= Exercise details =
Output nothing but the number of lines that include the word "Limited".

= Record list =
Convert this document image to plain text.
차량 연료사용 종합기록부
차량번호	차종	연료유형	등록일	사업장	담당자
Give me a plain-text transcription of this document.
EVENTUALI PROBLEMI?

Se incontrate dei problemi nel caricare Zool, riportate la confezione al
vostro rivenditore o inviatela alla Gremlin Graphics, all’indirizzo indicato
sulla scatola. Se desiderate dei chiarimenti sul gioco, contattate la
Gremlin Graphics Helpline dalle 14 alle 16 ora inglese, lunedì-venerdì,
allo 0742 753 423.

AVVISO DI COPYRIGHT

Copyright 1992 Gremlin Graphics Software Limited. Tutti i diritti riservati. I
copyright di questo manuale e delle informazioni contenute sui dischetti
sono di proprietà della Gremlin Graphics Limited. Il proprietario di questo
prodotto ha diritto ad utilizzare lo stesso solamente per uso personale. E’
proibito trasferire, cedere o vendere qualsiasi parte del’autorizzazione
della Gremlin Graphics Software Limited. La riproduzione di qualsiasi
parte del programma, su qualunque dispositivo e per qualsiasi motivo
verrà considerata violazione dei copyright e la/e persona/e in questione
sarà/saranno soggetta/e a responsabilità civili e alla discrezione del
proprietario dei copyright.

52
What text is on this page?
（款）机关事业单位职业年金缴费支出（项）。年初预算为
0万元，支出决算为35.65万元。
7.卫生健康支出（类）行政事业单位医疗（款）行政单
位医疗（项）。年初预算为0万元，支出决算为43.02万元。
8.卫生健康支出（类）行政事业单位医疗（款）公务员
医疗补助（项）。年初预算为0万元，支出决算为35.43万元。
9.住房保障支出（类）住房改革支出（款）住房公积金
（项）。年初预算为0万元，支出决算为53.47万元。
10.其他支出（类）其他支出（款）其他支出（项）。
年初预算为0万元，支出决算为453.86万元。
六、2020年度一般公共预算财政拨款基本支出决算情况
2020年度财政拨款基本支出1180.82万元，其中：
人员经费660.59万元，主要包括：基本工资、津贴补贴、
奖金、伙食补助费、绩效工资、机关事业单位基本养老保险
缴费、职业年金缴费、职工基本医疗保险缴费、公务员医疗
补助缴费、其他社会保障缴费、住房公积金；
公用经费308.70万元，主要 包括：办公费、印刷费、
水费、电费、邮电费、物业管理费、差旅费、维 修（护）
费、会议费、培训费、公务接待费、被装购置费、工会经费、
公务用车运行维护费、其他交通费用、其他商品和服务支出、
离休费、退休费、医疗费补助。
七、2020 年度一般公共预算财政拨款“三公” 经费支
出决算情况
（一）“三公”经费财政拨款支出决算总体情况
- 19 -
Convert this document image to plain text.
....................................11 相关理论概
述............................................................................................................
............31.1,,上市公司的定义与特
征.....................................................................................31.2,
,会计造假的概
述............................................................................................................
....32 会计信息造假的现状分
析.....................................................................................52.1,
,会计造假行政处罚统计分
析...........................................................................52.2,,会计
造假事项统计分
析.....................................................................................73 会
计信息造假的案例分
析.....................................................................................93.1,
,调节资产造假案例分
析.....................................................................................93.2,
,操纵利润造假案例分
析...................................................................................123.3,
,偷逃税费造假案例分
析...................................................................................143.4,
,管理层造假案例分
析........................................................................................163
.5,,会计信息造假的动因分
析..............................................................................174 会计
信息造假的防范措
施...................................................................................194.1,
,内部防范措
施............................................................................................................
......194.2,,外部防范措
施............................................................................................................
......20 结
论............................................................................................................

= Written response =
3